TASK PROMPT -
Where a line holds the string "อประกอบการพ", return that line.

SUPPLIED DATA -
»»

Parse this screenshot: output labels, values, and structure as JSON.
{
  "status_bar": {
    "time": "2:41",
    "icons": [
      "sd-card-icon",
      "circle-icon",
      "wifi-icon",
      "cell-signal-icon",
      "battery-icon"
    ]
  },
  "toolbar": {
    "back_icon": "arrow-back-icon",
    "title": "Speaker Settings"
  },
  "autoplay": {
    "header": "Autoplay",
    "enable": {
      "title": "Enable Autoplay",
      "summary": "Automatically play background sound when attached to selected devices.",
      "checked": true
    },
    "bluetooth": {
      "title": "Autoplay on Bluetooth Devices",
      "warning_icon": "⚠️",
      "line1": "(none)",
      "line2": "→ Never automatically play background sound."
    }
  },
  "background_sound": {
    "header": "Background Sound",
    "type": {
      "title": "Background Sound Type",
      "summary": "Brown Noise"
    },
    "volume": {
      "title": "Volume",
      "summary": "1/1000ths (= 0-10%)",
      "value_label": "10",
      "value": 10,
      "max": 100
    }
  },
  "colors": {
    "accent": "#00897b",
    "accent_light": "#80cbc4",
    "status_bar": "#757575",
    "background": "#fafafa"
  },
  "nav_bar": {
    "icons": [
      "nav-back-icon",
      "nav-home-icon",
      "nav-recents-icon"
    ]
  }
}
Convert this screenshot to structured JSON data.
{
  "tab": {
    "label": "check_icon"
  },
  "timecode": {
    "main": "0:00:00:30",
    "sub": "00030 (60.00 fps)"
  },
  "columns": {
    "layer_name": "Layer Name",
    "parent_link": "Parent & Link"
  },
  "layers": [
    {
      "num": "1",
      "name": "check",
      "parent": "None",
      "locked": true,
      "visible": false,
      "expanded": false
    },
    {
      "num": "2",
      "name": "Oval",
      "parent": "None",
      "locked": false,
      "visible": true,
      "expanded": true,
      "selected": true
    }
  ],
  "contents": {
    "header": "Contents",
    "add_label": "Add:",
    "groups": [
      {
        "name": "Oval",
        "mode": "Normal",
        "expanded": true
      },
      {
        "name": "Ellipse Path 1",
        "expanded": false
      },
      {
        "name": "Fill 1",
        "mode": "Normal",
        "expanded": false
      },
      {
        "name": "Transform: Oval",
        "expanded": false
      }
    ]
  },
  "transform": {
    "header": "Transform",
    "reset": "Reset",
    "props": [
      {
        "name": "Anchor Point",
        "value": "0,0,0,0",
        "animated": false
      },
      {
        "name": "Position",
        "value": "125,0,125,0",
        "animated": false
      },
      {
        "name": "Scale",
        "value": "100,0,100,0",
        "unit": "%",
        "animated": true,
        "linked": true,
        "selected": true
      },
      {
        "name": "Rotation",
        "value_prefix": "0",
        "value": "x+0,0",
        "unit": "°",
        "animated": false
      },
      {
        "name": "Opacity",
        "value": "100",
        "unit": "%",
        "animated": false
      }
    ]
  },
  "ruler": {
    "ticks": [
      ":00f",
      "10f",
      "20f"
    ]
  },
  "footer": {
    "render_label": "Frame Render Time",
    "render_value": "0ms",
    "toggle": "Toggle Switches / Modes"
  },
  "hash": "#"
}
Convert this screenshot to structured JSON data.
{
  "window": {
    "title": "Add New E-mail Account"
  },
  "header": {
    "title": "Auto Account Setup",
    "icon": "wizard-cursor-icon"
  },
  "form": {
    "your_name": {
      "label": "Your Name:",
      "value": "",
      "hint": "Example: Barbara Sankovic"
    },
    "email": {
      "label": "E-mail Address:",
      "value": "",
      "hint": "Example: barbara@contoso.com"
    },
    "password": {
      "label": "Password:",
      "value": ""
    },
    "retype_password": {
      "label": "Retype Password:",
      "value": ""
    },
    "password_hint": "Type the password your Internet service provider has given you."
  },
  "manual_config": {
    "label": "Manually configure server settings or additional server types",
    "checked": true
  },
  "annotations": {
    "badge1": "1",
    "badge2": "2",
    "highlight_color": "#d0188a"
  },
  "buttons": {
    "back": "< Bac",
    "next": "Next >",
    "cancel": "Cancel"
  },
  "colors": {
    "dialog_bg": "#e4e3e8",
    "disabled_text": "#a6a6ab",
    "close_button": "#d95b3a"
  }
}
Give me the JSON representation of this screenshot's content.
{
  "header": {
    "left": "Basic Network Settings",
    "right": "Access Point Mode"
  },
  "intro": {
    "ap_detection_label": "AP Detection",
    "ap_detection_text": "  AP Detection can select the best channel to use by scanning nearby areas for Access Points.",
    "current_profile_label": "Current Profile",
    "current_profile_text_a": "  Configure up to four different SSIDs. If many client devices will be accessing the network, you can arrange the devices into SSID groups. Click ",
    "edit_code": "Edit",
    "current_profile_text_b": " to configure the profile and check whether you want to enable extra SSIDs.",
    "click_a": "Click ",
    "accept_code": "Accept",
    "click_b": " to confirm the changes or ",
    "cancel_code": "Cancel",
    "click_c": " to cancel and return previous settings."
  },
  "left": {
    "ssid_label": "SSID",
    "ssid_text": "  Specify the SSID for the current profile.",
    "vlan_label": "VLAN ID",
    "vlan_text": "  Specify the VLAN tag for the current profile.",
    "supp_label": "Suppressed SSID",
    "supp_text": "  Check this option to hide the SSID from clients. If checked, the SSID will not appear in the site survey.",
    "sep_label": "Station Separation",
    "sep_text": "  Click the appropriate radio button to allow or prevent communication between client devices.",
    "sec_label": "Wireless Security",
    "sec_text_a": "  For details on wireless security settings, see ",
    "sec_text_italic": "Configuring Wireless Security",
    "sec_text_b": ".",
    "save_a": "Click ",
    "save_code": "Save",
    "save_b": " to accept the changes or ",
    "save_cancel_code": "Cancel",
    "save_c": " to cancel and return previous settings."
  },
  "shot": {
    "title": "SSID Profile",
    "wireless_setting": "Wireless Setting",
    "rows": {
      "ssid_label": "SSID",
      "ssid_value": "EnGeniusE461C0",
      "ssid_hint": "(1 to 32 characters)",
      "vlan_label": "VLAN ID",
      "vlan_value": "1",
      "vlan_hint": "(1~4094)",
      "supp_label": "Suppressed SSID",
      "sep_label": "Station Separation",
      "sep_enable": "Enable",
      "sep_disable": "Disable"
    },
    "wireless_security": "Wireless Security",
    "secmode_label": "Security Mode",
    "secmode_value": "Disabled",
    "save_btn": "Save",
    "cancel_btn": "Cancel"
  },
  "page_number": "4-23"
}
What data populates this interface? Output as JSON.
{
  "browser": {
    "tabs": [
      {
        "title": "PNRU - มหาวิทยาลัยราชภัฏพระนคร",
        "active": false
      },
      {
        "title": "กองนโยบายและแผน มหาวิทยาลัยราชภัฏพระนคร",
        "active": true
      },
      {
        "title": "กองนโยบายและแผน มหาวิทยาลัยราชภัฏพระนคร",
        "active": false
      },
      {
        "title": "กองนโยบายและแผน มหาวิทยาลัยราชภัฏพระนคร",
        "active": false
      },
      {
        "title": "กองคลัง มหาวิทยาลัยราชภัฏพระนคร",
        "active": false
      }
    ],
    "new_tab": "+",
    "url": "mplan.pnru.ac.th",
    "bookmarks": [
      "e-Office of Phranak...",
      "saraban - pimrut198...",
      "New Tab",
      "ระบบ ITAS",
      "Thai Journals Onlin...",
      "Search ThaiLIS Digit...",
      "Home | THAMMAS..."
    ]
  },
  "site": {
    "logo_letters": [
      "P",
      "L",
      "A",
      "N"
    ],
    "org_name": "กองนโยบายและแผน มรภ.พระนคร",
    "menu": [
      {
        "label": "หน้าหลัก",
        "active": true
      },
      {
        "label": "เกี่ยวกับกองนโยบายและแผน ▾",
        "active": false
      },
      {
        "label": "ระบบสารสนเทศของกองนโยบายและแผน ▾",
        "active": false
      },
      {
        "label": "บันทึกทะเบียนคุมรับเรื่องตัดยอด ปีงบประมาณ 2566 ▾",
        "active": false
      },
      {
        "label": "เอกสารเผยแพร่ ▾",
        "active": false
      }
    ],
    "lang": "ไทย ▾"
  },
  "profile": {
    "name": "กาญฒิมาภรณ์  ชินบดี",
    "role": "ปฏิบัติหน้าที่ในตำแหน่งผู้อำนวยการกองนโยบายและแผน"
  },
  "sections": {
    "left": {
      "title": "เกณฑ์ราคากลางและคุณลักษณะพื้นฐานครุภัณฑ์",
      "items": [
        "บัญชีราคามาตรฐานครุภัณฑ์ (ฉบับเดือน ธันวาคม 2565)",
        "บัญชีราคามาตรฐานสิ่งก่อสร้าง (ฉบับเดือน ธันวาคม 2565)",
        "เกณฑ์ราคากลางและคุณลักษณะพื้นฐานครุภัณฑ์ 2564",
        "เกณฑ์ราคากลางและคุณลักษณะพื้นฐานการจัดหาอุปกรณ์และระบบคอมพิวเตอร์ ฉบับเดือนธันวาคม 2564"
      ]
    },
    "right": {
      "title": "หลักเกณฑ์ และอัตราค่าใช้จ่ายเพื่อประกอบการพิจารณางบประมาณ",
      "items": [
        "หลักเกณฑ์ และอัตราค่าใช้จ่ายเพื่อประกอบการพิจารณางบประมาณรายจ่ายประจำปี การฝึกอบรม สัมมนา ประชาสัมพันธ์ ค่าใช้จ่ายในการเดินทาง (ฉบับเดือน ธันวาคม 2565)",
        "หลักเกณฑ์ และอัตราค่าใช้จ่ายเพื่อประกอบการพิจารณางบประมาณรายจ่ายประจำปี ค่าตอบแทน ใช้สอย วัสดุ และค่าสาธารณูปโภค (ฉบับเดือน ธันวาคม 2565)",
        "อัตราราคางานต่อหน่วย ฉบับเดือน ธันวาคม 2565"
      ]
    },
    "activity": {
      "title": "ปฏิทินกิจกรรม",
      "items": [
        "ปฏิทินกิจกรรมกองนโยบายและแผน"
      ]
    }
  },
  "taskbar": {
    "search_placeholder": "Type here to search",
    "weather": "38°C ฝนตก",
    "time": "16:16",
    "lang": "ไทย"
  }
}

««

THE RESPONSE -
      "title": "หลักเกณฑ์ และอัตราค่าใช้จ่ายเพื่อประกอบการพิจารณางบประมาณ",
        "หลักเกณฑ์ และอัตราค่าใช้จ่ายเพื่อประกอบการพิจารณางบประมาณรายจ่ายประจำปี การฝึกอบรม สัมมนา ประชาสัมพันธ์ ค่าใช้จ่ายในการเดินทาง (ฉบับเดือน ธันวาคม 2565)",
        "หลักเกณฑ์ และอัตราค่าใช้จ่ายเพื่อประกอบการพิจารณางบประมาณรายจ่ายประจำปี ค่าตอบแทน ใช้สอย วัสดุ และค่าสาธารณูปโภค (ฉบับเดือน ธันวาคม 2565)",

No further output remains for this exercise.